[Extracted data entries]
_____
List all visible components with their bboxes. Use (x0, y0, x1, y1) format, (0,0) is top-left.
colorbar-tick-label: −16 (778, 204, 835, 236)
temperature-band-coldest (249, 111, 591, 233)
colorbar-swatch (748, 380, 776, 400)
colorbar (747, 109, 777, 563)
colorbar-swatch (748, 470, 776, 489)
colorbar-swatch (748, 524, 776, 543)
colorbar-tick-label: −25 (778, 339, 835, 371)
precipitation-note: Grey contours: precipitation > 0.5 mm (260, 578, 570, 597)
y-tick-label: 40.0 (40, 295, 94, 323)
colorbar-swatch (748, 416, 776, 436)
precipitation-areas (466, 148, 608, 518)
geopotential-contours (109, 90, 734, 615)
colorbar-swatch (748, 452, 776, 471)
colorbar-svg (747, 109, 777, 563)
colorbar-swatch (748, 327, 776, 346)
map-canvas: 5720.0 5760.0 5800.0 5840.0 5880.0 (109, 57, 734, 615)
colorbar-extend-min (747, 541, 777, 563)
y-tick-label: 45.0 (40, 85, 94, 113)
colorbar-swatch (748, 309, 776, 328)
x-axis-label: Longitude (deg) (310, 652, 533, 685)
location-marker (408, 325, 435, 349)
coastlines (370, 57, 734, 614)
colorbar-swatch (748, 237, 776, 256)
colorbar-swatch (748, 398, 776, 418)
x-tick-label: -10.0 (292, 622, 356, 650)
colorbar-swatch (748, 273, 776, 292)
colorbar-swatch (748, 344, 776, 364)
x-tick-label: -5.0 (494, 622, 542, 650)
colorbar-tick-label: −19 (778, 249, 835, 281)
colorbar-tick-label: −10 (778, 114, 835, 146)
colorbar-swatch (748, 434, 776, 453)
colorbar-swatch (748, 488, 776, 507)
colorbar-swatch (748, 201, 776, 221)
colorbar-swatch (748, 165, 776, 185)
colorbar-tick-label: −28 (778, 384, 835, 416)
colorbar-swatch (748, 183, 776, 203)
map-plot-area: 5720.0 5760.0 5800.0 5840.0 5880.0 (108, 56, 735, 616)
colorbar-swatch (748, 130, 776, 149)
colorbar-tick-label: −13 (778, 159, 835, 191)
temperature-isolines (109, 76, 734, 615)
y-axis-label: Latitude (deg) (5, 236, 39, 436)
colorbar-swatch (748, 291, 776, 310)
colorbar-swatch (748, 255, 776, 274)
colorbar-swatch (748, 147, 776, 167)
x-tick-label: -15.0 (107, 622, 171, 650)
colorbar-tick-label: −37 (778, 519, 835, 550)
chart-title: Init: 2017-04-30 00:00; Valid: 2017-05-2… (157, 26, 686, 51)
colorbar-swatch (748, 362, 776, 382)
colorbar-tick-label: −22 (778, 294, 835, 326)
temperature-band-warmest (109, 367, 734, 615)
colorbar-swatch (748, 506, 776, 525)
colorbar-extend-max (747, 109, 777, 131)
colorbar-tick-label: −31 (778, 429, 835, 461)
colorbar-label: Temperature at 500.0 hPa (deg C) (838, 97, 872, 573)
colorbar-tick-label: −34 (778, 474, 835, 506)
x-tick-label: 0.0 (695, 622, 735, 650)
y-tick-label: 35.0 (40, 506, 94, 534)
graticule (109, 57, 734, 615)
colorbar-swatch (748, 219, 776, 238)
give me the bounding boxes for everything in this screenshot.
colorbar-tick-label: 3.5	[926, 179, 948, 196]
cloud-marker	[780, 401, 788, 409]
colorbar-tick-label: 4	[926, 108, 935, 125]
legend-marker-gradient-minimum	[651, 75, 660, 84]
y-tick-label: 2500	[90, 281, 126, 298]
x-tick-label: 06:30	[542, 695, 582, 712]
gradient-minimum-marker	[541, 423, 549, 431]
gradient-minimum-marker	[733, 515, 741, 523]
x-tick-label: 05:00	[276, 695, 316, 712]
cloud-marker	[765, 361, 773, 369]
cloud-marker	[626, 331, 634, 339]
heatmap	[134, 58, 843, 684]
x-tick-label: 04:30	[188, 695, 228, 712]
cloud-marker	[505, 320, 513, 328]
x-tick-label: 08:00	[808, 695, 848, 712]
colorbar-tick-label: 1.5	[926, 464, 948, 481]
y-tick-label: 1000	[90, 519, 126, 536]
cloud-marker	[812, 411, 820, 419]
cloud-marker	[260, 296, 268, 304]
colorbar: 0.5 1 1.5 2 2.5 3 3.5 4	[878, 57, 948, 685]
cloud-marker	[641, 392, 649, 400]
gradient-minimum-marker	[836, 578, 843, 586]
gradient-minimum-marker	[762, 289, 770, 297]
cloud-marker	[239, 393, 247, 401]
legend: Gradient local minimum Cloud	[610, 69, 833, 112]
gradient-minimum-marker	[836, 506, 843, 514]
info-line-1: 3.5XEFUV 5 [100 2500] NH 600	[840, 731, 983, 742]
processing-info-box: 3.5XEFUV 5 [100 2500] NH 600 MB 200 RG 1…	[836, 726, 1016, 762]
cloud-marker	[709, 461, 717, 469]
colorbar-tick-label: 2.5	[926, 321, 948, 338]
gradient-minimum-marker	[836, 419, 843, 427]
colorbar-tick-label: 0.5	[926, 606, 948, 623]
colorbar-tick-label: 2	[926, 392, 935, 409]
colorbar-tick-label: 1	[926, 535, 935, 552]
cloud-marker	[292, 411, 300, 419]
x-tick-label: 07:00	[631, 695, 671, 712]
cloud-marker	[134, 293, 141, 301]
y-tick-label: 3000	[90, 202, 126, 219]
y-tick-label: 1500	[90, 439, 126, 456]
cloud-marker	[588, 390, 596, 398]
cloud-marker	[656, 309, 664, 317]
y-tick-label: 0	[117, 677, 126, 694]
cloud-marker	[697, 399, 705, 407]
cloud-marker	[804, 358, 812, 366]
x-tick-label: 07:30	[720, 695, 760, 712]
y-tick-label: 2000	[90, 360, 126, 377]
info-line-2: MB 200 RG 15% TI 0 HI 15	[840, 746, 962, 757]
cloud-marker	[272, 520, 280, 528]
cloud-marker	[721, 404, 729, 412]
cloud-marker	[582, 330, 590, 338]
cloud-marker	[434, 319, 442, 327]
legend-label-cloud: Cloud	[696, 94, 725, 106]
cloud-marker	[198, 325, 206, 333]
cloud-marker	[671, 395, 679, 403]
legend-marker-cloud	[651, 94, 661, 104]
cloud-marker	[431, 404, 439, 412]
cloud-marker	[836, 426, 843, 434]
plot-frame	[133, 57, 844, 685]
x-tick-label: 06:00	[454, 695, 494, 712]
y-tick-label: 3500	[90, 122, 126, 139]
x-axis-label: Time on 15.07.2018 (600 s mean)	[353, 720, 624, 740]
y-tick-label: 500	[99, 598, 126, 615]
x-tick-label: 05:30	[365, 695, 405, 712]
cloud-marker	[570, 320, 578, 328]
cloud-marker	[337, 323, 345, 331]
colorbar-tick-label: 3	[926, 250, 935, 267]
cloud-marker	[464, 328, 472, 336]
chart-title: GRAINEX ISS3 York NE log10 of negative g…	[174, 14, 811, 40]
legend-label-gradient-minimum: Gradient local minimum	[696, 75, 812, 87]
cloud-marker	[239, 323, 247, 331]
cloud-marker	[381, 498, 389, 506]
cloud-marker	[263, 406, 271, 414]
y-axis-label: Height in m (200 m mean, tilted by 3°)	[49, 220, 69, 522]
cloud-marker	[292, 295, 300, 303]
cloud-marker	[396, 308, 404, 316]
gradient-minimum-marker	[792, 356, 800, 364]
_____
Reproduce all of the data above, with every line identical to the original.

**SOLUTION FOR THIS EXERCISE**
List all visible components with their bboxes. Use (x0, y0, x1, y1) format, (0,0) is top-left.
colorbar-tick-label: −16 (778, 204, 835, 236)
temperature-band-coldest (249, 111, 591, 233)
colorbar-swatch (748, 380, 776, 400)
colorbar (747, 109, 777, 563)
colorbar-swatch (748, 470, 776, 489)
colorbar-swatch (748, 524, 776, 543)
colorbar-tick-label: −25 (778, 339, 835, 371)
precipitation-note: Grey contours: precipitation > 0.5 mm (260, 578, 570, 597)
y-tick-label: 40.0 (40, 295, 94, 323)
colorbar-swatch (748, 416, 776, 436)
precipitation-areas (466, 148, 608, 518)
geopotential-contours (109, 90, 734, 615)
colorbar-swatch (748, 452, 776, 471)
colorbar-svg (747, 109, 777, 563)
colorbar-swatch (748, 327, 776, 346)
map-canvas: 5720.0 5760.0 5800.0 5840.0 5880.0 (109, 57, 734, 615)
colorbar-extend-min (747, 541, 777, 563)
y-tick-label: 45.0 (40, 85, 94, 113)
colorbar-swatch (748, 309, 776, 328)
x-axis-label: Longitude (deg) (310, 652, 533, 685)
location-marker (408, 325, 435, 349)
coastlines (370, 57, 734, 614)
colorbar-swatch (748, 237, 776, 256)
colorbar-swatch (748, 398, 776, 418)
x-tick-label: -10.0 (292, 622, 356, 650)
colorbar-swatch (748, 273, 776, 292)
colorbar-swatch (748, 344, 776, 364)
x-tick-label: -5.0 (494, 622, 542, 650)
colorbar-tick-label: −19 (778, 249, 835, 281)
colorbar-tick-label: −10 (778, 114, 835, 146)
colorbar-swatch (748, 434, 776, 453)
colorbar-swatch (748, 488, 776, 507)
colorbar-swatch (748, 201, 776, 221)
colorbar-swatch (748, 165, 776, 185)
colorbar-tick-label: −28 (778, 384, 835, 416)
colorbar-swatch (748, 183, 776, 203)
map-plot-area: 5720.0 5760.0 5800.0 5840.0 5880.0 (108, 56, 735, 616)
colorbar-swatch (748, 130, 776, 149)
colorbar-tick-label: −13 (778, 159, 835, 191)
temperature-isolines (109, 76, 734, 615)
y-axis-label: Latitude (deg) (5, 236, 39, 436)
colorbar-swatch (748, 291, 776, 310)
colorbar-swatch (748, 255, 776, 274)
colorbar-swatch (748, 147, 776, 167)
x-tick-label: -15.0 (107, 622, 171, 650)
colorbar-tick-label: −37 (778, 519, 835, 550)
chart-title: Init: 2017-04-30 00:00; Valid: 2017-05-2… (157, 26, 686, 51)
colorbar-swatch (748, 362, 776, 382)
colorbar-tick-label: −22 (778, 294, 835, 326)
temperature-band-warmest (109, 367, 734, 615)
colorbar-swatch (748, 506, 776, 525)
colorbar-extend-max (747, 109, 777, 131)
colorbar-tick-label: −31 (778, 429, 835, 461)
colorbar-label: Temperature at 500.0 hPa (deg C) (838, 97, 872, 573)
colorbar-tick-label: −34 (778, 474, 835, 506)
x-tick-label: 0.0 (695, 622, 735, 650)
y-tick-label: 35.0 (40, 506, 94, 534)
graticule (109, 57, 734, 615)
colorbar-swatch (748, 219, 776, 238)
give me the bounding boxes for everything in this screenshot.
colorbar-tick-label: 3.5	[926, 179, 948, 196]
cloud-marker	[780, 401, 788, 409]
colorbar-tick-label: 4	[926, 108, 935, 125]
legend-marker-gradient-minimum	[651, 75, 660, 84]
y-tick-label: 2500	[90, 281, 126, 298]
x-tick-label: 06:30	[542, 695, 582, 712]
gradient-minimum-marker	[541, 423, 549, 431]
gradient-minimum-marker	[733, 515, 741, 523]
x-tick-label: 05:00	[276, 695, 316, 712]
cloud-marker	[765, 361, 773, 369]
cloud-marker	[626, 331, 634, 339]
heatmap	[134, 58, 843, 684]
x-tick-label: 04:30	[188, 695, 228, 712]
cloud-marker	[505, 320, 513, 328]
x-tick-label: 08:00	[808, 695, 848, 712]
colorbar-tick-label: 1.5	[926, 464, 948, 481]
y-tick-label: 1000	[90, 519, 126, 536]
cloud-marker	[812, 411, 820, 419]
cloud-marker	[260, 296, 268, 304]
colorbar: 0.5 1 1.5 2 2.5 3 3.5 4	[878, 57, 948, 685]
cloud-marker	[641, 392, 649, 400]
gradient-minimum-marker	[836, 578, 843, 586]
gradient-minimum-marker	[762, 289, 770, 297]
cloud-marker	[239, 393, 247, 401]
legend: Gradient local minimum Cloud	[610, 69, 833, 112]
gradient-minimum-marker	[836, 506, 843, 514]
info-line-1: 3.5XEFUV 5 [100 2500] NH 600	[840, 731, 983, 742]
processing-info-box: 3.5XEFUV 5 [100 2500] NH 600 MB 200 RG 1…	[836, 726, 1016, 762]
cloud-marker	[709, 461, 717, 469]
colorbar-tick-label: 2.5	[926, 321, 948, 338]
gradient-minimum-marker	[836, 419, 843, 427]
colorbar-tick-label: 0.5	[926, 606, 948, 623]
colorbar-tick-label: 2	[926, 392, 935, 409]
colorbar-tick-label: 1	[926, 535, 935, 552]
cloud-marker	[292, 411, 300, 419]
x-tick-label: 07:00	[631, 695, 671, 712]
cloud-marker	[134, 293, 141, 301]
y-tick-label: 3000	[90, 202, 126, 219]
y-tick-label: 1500	[90, 439, 126, 456]
cloud-marker	[588, 390, 596, 398]
cloud-marker	[656, 309, 664, 317]
y-tick-label: 0	[117, 677, 126, 694]
cloud-marker	[697, 399, 705, 407]
cloud-marker	[804, 358, 812, 366]
x-tick-label: 07:30	[720, 695, 760, 712]
y-tick-label: 2000	[90, 360, 126, 377]
info-line-2: MB 200 RG 15% TI 0 HI 15	[840, 746, 962, 757]
cloud-marker	[272, 520, 280, 528]
cloud-marker	[721, 404, 729, 412]
cloud-marker	[582, 330, 590, 338]
cloud-marker	[434, 319, 442, 327]
legend-label-cloud: Cloud	[696, 94, 725, 106]
cloud-marker	[198, 325, 206, 333]
cloud-marker	[671, 395, 679, 403]
legend-marker-cloud	[651, 94, 661, 104]
cloud-marker	[431, 404, 439, 412]
cloud-marker	[836, 426, 843, 434]
plot-frame	[133, 57, 844, 685]
x-tick-label: 06:00	[454, 695, 494, 712]
y-tick-label: 3500	[90, 122, 126, 139]
x-axis-label: Time on 15.07.2018 (600 s mean)	[353, 720, 624, 740]
y-tick-label: 500	[99, 598, 126, 615]
x-tick-label: 05:30	[365, 695, 405, 712]
cloud-marker	[570, 320, 578, 328]
cloud-marker	[337, 323, 345, 331]
colorbar-tick-label: 3	[926, 250, 935, 267]
cloud-marker	[464, 328, 472, 336]
chart-title: GRAINEX ISS3 York NE log10 of negative g…	[174, 14, 811, 40]
legend-label-gradient-minimum: Gradient local minimum	[696, 75, 812, 87]
cloud-marker	[239, 323, 247, 331]
cloud-marker	[381, 498, 389, 506]
cloud-marker	[263, 406, 271, 414]
y-axis-label: Height in m (200 m mean, tilted by 3°)	[49, 220, 69, 522]
cloud-marker	[292, 295, 300, 303]
cloud-marker	[396, 308, 404, 316]
gradient-minimum-marker	[792, 356, 800, 364]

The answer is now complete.